## AIM
Return the number of lines in which the word "JSON" appears; add nothing else.

## RECORDS FOR THE EXERCISE
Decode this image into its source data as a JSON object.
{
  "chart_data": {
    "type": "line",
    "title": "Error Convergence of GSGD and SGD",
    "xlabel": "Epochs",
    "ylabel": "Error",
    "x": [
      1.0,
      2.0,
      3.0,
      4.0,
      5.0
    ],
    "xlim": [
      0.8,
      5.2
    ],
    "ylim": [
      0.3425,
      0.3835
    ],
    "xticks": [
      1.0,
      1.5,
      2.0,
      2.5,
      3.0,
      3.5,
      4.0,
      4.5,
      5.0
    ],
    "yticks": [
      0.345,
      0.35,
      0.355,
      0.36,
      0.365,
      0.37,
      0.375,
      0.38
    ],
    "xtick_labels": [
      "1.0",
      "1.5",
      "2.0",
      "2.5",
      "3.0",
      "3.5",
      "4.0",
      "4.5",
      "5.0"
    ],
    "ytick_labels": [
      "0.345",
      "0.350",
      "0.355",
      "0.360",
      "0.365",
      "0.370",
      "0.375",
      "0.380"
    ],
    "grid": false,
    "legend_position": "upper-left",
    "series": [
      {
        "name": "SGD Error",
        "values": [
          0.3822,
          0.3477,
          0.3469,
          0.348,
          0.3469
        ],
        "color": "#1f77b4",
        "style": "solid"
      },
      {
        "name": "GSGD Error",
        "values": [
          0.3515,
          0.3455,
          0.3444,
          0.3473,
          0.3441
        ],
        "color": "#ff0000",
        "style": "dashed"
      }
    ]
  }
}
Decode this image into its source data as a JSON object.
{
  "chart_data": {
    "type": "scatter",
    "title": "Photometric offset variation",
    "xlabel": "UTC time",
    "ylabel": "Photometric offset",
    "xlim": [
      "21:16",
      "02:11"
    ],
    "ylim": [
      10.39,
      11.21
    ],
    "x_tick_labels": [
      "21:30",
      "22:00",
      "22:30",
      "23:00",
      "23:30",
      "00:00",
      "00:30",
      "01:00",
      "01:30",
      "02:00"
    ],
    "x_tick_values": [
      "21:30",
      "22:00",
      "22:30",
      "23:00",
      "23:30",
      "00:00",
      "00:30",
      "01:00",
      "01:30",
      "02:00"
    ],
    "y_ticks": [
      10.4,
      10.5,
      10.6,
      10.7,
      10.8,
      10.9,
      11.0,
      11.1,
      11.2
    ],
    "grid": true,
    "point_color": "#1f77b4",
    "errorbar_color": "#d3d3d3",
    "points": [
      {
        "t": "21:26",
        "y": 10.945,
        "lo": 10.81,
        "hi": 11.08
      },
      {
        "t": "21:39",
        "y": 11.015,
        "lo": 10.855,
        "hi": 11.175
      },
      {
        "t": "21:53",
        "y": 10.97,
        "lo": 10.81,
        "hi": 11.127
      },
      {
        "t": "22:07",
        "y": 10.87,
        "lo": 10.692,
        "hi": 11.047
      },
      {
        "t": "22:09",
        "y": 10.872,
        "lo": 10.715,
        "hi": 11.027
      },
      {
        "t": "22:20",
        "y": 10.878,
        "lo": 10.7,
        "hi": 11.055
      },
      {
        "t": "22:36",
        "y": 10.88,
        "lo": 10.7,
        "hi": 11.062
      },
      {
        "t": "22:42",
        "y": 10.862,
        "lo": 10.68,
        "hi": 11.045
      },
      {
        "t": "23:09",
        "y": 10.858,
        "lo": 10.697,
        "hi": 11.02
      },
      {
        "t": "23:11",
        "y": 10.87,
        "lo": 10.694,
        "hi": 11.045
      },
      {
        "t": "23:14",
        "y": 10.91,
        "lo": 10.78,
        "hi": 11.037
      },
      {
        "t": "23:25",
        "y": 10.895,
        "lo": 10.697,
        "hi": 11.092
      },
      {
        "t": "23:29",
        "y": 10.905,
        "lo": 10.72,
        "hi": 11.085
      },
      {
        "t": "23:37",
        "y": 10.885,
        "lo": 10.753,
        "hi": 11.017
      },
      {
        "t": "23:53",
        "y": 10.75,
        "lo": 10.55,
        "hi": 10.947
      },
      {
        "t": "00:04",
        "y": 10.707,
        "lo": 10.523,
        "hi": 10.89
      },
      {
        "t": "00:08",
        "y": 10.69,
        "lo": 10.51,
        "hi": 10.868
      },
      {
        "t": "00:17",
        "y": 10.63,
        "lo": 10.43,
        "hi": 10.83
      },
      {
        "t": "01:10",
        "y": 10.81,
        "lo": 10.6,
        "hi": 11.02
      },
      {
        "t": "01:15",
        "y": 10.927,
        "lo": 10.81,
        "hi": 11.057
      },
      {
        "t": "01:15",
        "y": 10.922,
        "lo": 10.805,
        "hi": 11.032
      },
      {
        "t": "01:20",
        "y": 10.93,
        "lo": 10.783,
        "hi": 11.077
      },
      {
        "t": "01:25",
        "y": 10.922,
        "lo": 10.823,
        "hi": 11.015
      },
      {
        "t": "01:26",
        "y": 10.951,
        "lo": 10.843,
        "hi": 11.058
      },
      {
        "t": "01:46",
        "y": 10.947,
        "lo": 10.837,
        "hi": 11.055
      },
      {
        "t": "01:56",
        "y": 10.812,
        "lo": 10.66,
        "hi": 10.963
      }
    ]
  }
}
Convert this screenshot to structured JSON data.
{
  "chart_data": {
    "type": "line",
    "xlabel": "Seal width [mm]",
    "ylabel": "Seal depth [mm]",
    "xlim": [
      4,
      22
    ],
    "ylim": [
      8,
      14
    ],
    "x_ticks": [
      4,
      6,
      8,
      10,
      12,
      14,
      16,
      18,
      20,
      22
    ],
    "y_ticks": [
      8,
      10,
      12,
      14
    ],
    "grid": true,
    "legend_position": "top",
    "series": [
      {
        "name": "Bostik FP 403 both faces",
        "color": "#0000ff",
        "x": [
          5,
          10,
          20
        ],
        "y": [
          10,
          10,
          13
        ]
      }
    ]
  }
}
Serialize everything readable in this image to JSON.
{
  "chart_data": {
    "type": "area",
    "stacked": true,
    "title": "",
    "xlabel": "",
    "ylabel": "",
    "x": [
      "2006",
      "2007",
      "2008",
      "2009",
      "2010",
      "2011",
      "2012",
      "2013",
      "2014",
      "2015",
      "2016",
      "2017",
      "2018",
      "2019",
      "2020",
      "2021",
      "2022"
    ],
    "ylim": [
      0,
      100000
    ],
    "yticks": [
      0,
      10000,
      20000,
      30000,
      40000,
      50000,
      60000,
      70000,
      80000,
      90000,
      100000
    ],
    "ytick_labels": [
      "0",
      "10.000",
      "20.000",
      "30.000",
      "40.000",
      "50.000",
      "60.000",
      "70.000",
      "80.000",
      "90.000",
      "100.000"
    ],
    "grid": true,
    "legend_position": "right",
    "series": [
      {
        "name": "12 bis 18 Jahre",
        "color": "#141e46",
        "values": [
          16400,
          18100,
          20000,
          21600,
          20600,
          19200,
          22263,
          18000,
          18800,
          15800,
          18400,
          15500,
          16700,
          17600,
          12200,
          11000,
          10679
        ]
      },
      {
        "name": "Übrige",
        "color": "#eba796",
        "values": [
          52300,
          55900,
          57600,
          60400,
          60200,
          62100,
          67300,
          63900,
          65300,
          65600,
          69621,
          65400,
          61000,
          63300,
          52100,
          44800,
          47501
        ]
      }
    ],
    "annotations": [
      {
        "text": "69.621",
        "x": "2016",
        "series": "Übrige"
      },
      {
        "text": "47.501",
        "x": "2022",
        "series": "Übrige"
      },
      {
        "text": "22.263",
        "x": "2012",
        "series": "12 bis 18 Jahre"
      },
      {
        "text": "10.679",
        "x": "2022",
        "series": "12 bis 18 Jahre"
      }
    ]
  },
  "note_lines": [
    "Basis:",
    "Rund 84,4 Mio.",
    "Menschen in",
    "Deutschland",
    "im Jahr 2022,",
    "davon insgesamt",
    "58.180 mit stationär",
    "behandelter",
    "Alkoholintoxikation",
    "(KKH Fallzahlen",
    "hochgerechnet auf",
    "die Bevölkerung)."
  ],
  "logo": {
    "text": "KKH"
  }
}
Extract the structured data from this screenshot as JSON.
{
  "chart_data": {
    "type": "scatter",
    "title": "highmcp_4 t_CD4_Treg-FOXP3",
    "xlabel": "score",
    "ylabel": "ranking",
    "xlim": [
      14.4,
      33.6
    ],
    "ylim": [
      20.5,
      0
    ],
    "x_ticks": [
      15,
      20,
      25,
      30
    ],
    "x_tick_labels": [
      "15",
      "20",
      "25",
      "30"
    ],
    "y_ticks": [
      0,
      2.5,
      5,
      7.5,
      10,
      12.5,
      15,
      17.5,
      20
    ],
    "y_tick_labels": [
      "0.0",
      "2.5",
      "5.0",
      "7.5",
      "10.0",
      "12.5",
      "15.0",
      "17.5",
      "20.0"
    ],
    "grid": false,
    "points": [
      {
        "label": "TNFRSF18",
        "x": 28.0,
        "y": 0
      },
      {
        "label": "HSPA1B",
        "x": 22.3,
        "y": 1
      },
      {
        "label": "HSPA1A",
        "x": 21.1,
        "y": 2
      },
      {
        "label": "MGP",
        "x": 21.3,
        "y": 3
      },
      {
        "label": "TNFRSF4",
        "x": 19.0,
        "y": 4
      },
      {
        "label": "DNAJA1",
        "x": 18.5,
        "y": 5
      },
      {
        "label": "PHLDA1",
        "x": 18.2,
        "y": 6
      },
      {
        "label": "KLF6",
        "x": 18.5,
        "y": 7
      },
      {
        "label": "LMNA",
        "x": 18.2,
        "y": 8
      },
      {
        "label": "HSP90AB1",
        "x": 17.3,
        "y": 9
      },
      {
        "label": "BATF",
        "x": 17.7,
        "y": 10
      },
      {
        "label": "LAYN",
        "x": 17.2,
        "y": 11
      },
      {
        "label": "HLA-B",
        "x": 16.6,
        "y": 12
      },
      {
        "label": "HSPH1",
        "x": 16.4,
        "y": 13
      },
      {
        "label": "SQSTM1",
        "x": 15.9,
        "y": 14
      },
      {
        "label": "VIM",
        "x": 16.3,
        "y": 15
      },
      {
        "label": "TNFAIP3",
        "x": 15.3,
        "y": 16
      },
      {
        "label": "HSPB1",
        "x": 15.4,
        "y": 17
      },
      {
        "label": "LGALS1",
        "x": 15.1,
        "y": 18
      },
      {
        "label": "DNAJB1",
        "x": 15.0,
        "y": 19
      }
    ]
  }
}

## FINAL RESULT
5